*EXERCISE DIRECTIONS*
Return each entry exactly, omitting nothing.
-------------------------
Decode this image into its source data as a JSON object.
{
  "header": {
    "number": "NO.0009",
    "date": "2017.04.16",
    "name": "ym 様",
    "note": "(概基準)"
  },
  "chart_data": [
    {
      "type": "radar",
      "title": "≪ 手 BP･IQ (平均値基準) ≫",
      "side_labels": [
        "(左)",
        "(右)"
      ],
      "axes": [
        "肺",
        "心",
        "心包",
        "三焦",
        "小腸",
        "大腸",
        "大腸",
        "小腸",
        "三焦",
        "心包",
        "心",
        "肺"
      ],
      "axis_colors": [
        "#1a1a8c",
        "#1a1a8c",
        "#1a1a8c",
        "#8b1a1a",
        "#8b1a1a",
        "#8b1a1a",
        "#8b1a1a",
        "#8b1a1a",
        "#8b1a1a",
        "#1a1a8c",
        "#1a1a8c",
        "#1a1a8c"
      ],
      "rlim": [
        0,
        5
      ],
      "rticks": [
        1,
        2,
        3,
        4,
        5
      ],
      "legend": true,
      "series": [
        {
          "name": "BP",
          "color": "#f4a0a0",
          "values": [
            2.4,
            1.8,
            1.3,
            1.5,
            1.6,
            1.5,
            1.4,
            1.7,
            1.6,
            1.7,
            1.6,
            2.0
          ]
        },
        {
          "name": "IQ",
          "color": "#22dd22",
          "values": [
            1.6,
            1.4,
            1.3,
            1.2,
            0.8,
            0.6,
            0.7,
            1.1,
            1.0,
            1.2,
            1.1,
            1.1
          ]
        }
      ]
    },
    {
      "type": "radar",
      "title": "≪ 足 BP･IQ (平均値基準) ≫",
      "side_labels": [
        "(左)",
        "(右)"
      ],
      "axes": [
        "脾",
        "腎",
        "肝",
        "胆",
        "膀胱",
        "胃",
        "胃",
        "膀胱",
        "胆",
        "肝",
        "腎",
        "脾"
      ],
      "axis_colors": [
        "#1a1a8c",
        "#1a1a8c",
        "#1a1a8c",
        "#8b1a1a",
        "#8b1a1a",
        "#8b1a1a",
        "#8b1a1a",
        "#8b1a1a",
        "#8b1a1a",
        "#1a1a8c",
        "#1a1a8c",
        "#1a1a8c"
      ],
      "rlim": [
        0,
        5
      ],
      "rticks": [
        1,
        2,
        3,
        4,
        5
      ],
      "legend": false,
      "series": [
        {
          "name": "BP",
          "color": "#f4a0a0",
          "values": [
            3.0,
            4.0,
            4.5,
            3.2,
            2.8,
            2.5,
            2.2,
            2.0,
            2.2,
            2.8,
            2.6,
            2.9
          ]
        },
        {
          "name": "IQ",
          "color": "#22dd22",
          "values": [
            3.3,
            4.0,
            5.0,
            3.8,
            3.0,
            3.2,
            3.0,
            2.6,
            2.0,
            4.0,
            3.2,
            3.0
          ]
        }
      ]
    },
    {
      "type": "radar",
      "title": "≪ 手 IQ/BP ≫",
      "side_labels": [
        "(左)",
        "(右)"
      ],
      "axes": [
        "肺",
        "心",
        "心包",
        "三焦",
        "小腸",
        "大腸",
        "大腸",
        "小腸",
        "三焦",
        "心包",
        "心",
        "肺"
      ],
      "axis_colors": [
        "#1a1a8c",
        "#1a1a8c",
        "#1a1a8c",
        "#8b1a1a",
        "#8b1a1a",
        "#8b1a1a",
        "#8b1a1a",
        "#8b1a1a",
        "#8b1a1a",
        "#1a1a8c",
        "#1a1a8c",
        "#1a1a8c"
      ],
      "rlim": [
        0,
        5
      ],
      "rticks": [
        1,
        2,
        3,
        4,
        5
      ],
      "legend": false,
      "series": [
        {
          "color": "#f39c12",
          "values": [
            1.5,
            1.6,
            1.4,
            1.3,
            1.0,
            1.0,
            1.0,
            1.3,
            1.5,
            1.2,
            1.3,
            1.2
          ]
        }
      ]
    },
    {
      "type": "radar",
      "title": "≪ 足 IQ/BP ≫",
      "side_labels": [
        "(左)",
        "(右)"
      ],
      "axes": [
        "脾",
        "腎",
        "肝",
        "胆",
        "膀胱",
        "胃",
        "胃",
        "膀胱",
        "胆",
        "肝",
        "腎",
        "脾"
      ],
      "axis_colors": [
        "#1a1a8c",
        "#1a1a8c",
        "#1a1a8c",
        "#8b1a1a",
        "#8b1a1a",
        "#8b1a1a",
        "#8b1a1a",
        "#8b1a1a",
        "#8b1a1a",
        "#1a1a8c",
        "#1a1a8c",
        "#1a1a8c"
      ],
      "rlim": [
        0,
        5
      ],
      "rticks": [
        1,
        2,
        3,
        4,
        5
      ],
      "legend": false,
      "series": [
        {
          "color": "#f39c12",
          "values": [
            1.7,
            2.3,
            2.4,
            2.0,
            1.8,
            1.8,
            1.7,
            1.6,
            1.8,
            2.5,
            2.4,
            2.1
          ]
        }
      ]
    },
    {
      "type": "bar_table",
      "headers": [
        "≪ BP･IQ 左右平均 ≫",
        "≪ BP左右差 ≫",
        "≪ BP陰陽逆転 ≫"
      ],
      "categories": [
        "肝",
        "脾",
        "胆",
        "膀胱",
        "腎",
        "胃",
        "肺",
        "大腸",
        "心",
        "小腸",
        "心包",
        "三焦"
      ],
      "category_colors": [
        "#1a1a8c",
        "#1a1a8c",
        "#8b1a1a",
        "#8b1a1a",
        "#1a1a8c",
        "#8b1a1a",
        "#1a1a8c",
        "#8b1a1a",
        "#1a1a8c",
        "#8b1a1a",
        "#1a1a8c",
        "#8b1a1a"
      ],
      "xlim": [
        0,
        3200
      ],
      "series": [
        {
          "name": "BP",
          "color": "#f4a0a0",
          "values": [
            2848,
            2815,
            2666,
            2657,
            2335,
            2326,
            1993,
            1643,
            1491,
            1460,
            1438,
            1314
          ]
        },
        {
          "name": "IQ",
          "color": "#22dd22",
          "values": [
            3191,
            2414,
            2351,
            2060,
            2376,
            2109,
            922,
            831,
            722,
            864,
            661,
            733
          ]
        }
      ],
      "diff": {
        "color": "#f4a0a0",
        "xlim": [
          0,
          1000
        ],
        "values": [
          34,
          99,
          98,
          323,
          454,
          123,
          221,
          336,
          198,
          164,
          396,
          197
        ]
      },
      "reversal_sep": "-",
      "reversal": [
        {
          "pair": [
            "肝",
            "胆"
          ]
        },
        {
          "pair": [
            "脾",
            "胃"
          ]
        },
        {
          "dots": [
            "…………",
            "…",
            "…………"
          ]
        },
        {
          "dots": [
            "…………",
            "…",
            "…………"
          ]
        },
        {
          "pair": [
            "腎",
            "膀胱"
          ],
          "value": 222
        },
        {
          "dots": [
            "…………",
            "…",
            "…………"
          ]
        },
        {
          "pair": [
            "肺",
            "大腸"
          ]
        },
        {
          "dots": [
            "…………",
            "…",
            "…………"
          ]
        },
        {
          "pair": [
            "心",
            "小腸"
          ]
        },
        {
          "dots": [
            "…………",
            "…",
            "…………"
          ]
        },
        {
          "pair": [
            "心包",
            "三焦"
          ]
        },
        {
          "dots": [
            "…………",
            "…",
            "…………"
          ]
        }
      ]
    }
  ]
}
-------------------------
*THE RESULT*
Decode this image into its source data as a JSON object.
{
  "header": {
    "number": "NO.0009",
    "date": "2017.04.16",
    "name": "ym 様",
    "note": "(概基準)"
  },
  "chart_data": [
    {
      "type": "radar",
      "title": "≪ 手 BP･IQ (平均値基準) ≫",
      "side_labels": [
        "(左)",
        "(右)"
      ],
      "axes": [
        "肺",
        "心",
        "心包",
        "三焦",
        "小腸",
        "大腸",
        "大腸",
        "小腸",
        "三焦",
        "心包",
        "心",
        "肺"
      ],
      "axis_colors": [
        "#1a1a8c",
        "#1a1a8c",
        "#1a1a8c",
        "#8b1a1a",
        "#8b1a1a",
        "#8b1a1a",
        "#8b1a1a",
        "#8b1a1a",
        "#8b1a1a",
        "#1a1a8c",
        "#1a1a8c",
        "#1a1a8c"
      ],
      "rlim": [
        0,
        5
      ],
      "rticks": [
        1,
        2,
        3,
        4,
        5
      ],
      "legend": true,
      "series": [
        {
          "name": "BP",
          "color": "#f4a0a0",
          "values": [
            2.4,
            1.8,
            1.3,
            1.5,
            1.6,
            1.5,
            1.4,
            1.7,
            1.6,
            1.7,
            1.6,
            2.0
          ]
        },
        {
          "name": "IQ",
          "color": "#22dd22",
          "values": [
            1.6,
            1.4,
            1.3,
            1.2,
            0.8,
            0.6,
            0.7,
            1.1,
            1.0,
            1.2,
            1.1,
            1.1
          ]
        }
      ]
    },
    {
      "type": "radar",
      "title": "≪ 足 BP･IQ (平均値基準) ≫",
      "side_labels": [
        "(左)",
        "(右)"
      ],
      "axes": [
        "脾",
        "腎",
        "肝",
        "胆",
        "膀胱",
        "胃",
        "胃",
        "膀胱",
        "胆",
        "肝",
        "腎",
        "脾"
      ],
      "axis_colors": [
        "#1a1a8c",
        "#1a1a8c",
        "#1a1a8c",
        "#8b1a1a",
        "#8b1a1a",
        "#8b1a1a",
        "#8b1a1a",
        "#8b1a1a",
        "#8b1a1a",
        "#1a1a8c",
        "#1a1a8c",
        "#1a1a8c"
      ],
      "rlim": [
        0,
        5
      ],
      "rticks": [
        1,
        2,
        3,
        4,
        5
      ],
      "legend": false,
      "series": [
        {
          "name": "BP",
          "color": "#f4a0a0",
          "values": [
            3.0,
            4.0,
            4.5,
            3.2,
            2.8,
            2.5,
            2.2,
            2.0,
            2.2,
            2.8,
            2.6,
            2.9
          ]
        },
        {
          "name": "IQ",
          "color": "#22dd22",
          "values": [
            3.3,
            4.0,
            5.0,
            3.8,
            3.0,
            3.2,
            3.0,
            2.6,
            2.0,
            4.0,
            3.2,
            3.0
          ]
        }
      ]
    },
    {
      "type": "radar",
      "title": "≪ 手 IQ/BP ≫",
      "side_labels": [
        "(左)",
        "(右)"
      ],
      "axes": [
        "肺",
        "心",
        "心包",
        "三焦",
        "小腸",
        "大腸",
        "大腸",
        "小腸",
        "三焦",
        "心包",
        "心",
        "肺"
      ],
      "axis_colors": [
        "#1a1a8c",
        "#1a1a8c",
        "#1a1a8c",
        "#8b1a1a",
        "#8b1a1a",
        "#8b1a1a",
        "#8b1a1a",
        "#8b1a1a",
        "#8b1a1a",
        "#1a1a8c",
        "#1a1a8c",
        "#1a1a8c"
      ],
      "rlim": [
        0,
        5
      ],
      "rticks": [
        1,
        2,
        3,
        4,
        5
      ],
      "legend": false,
      "series": [
        {
          "color": "#f39c12",
          "values": [
            1.5,
            1.6,
            1.4,
            1.3,
            1.0,
            1.0,
            1.0,
            1.3,
            1.5,
            1.2,
            1.3,
            1.2
          ]
        }
      ]
    },
    {
      "type": "radar",
      "title": "≪ 足 IQ/BP ≫",
      "side_labels": [
        "(左)",
        "(右)"
      ],
      "axes": [
        "脾",
        "腎",
        "肝",
        "胆",
        "膀胱",
        "胃",
        "胃",
        "膀胱",
        "胆",
        "肝",
        "腎",
        "脾"
      ],
      "axis_colors": [
        "#1a1a8c",
        "#1a1a8c",
        "#1a1a8c",
        "#8b1a1a",
        "#8b1a1a",
        "#8b1a1a",
        "#8b1a1a",
        "#8b1a1a",
        "#8b1a1a",
        "#1a1a8c",
        "#1a1a8c",
        "#1a1a8c"
      ],
      "rlim": [
        0,
        5
      ],
      "rticks": [
        1,
        2,
        3,
        4,
        5
      ],
      "legend": false,
      "series": [
        {
          "color": "#f39c12",
          "values": [
            1.7,
            2.3,
            2.4,
            2.0,
            1.8,
            1.8,
            1.7,
            1.6,
            1.8,
            2.5,
            2.4,
            2.1
          ]
        }
      ]
    },
    {
      "type": "bar_table",
      "headers": [
        "≪ BP･IQ 左右平均 ≫",
        "≪ BP左右差 ≫",
        "≪ BP陰陽逆転 ≫"
      ],
      "categories": [
        "肝",
        "脾",
        "胆",
        "膀胱",
        "腎",
        "胃",
        "肺",
        "大腸",
        "心",
        "小腸",
        "心包",
        "三焦"
      ],
      "category_colors": [
        "#1a1a8c",
        "#1a1a8c",
        "#8b1a1a",
        "#8b1a1a",
        "#1a1a8c",
        "#8b1a1a",
        "#1a1a8c",
        "#8b1a1a",
        "#1a1a8c",
        "#8b1a1a",
        "#1a1a8c",
        "#8b1a1a"
      ],
      "xlim": [
        0,
        3200
      ],
      "series": [
        {
          "name": "BP",
          "color": "#f4a0a0",
          "values": [
            2848,
            2815,
            2666,
            2657,
            2335,
            2326,
            1993,
            1643,
            1491,
            1460,
            1438,
            1314
          ]
        },
        {
          "name": "IQ",
          "color": "#22dd22",
          "values": [
            3191,
            2414,
            2351,
            2060,
            2376,
            2109,
            922,
            831,
            722,
            864,
            661,
            733
          ]
        }
      ],
      "diff": {
        "color": "#f4a0a0",
        "xlim": [
          0,
          1000
        ],
        "values": [
          34,
          99,
          98,
          323,
          454,
          123,
          221,
          336,
          198,
          164,
          396,
          197
        ]
      },
      "reversal_sep": "-",
      "reversal": [
        {
          "pair": [
            "肝",
            "胆"
          ]
        },
        {
          "pair": [
            "脾",
            "胃"
          ]
        },
        {
          "dots": [
            "…………",
            "…",
            "…………"
          ]
        },
        {
          "dots": [
            "…………",
            "…",
            "…………"
          ]
        },
        {
          "pair": [
            "腎",
            "膀胱"
          ],
          "value": 222
        },
        {
          "dots": [
            "…………",
            "…",
            "…………"
          ]
        },
        {
          "pair": [
            "肺",
            "大腸"
          ]
        },
        {
          "dots": [
            "…………",
            "…",
            "…………"
          ]
        },
        {
          "pair": [
            "心",
            "小腸"
          ]
        },
        {
          "dots": [
            "…………",
            "…",
            "…………"
          ]
        },
        {
          "pair": [
            "心包",
            "三焦"
          ]
        },
        {
          "dots": [
            "…………",
            "…",
            "…………"
          ]
        }
      ]
    }
  ]
}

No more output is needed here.